• Work to complete: Output each line of the material exactly as it stands.

• The input:

## begin

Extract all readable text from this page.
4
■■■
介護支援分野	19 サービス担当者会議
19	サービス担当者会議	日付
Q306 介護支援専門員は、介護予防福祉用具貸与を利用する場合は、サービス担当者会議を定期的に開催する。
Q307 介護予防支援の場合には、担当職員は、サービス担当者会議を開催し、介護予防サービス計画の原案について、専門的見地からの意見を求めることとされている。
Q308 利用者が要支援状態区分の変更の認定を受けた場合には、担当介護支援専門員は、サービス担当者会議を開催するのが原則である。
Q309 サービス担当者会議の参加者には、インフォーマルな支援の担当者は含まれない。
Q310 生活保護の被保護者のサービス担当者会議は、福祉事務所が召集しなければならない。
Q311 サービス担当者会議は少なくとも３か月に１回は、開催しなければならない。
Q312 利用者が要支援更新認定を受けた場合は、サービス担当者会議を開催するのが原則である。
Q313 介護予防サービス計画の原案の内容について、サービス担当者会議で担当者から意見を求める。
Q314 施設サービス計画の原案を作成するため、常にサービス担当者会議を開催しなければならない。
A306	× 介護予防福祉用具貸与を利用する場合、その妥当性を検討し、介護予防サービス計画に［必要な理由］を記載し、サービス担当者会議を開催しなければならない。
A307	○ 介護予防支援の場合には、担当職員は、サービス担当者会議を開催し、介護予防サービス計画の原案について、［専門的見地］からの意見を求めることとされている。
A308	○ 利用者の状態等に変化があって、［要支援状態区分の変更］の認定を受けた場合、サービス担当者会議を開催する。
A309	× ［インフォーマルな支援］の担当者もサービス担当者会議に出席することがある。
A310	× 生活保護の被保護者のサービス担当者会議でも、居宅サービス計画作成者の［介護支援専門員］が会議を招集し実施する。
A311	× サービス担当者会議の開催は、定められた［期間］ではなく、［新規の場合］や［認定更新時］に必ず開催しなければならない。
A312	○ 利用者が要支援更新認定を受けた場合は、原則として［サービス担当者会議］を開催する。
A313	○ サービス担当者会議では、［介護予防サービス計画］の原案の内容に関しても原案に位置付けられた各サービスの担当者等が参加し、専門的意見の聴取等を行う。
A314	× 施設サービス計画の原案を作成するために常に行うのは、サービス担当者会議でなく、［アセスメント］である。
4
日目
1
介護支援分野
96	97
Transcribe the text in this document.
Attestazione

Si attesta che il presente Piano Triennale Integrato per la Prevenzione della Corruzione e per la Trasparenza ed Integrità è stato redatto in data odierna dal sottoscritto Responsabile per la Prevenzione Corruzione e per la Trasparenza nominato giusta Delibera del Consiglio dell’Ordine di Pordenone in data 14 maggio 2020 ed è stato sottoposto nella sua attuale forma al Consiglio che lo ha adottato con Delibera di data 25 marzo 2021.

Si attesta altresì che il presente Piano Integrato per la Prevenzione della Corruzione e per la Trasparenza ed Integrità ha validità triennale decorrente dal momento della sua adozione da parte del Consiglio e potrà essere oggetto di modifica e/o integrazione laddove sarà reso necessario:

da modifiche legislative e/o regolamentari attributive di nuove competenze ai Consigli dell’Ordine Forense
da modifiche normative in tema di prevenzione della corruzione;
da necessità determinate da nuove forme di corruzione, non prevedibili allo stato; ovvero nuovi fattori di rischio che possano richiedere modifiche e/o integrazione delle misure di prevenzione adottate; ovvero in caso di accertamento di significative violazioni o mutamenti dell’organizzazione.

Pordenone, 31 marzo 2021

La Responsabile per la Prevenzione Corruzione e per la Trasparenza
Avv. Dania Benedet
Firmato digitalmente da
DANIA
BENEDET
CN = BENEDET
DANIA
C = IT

## end

• Answer:
Extract all readable text from this page.
4
■■■
介護支援分野	19 サービス担当者会議
19	サービス担当者会議	日付
Q306 介護支援専門員は、介護予防福祉用具貸与を利用する場合は、サービス担当者会議を定期的に開催する。
Q307 介護予防支援の場合には、担当職員は、サービス担当者会議を開催し、介護予防サービス計画の原案について、専門的見地からの意見を求めることとされている。
Q308 利用者が要支援状態区分の変更の認定を受けた場合には、担当介護支援専門員は、サービス担当者会議を開催するのが原則である。
Q309 サービス担当者会議の参加者には、インフォーマルな支援の担当者は含まれない。
Q310 生活保護の被保護者のサービス担当者会議は、福祉事務所が召集しなければならない。
Q311 サービス担当者会議は少なくとも３か月に１回は、開催しなければならない。
Q312 利用者が要支援更新認定を受けた場合は、サービス担当者会議を開催するのが原則である。
Q313 介護予防サービス計画の原案の内容について、サービス担当者会議で担当者から意見を求める。
Q314 施設サービス計画の原案を作成するため、常にサービス担当者会議を開催しなければならない。
A306	× 介護予防福祉用具貸与を利用する場合、その妥当性を検討し、介護予防サービス計画に［必要な理由］を記載し、サービス担当者会議を開催しなければならない。
A307	○ 介護予防支援の場合には、担当職員は、サービス担当者会議を開催し、介護予防サービス計画の原案について、［専門的見地］からの意見を求めることとされている。
A308	○ 利用者の状態等に変化があって、［要支援状態区分の変更］の認定を受けた場合、サービス担当者会議を開催する。
A309	× ［インフォーマルな支援］の担当者もサービス担当者会議に出席することがある。
A310	× 生活保護の被保護者のサービス担当者会議でも、居宅サービス計画作成者の［介護支援専門員］が会議を招集し実施する。
A311	× サービス担当者会議の開催は、定められた［期間］ではなく、［新規の場合］や［認定更新時］に必ず開催しなければならない。
A312	○ 利用者が要支援更新認定を受けた場合は、原則として［サービス担当者会議］を開催する。
A313	○ サービス担当者会議では、［介護予防サービス計画］の原案の内容に関しても原案に位置付けられた各サービスの担当者等が参加し、専門的意見の聴取等を行う。
A314	× 施設サービス計画の原案を作成するために常に行うのは、サービス担当者会議でなく、［アセスメント］である。
4
日目
1
介護支援分野
96	97
Transcribe the text in this document.
Attestazione

Si attesta che il presente Piano Triennale Integrato per la Prevenzione della Corruzione e per la Trasparenza ed Integrità è stato redatto in data odierna dal sottoscritto Responsabile per la Prevenzione Corruzione e per la Trasparenza nominato giusta Delibera del Consiglio dell’Ordine di Pordenone in data 14 maggio 2020 ed è stato sottoposto nella sua attuale forma al Consiglio che lo ha adottato con Delibera di data 25 marzo 2021.

Si attesta altresì che il presente Piano Integrato per la Prevenzione della Corruzione e per la Trasparenza ed Integrità ha validità triennale decorrente dal momento della sua adozione da parte del Consiglio e potrà essere oggetto di modifica e/o integrazione laddove sarà reso necessario:

da modifiche legislative e/o regolamentari attributive di nuove competenze ai Consigli dell’Ordine Forense
da modifiche normative in tema di prevenzione della corruzione;
da necessità determinate da nuove forme di corruzione, non prevedibili allo stato; ovvero nuovi fattori di rischio che possano richiedere modifiche e/o integrazione delle misure di prevenzione adottate; ovvero in caso di accertamento di significative violazioni o mutamenti dell’organizzazione.

Pordenone, 31 marzo 2021

La Responsabile per la Prevenzione Corruzione e per la Trasparenza
Avv. Dania Benedet
Firmato digitalmente da
DANIA
BENEDET
CN = BENEDET
DANIA
C = IT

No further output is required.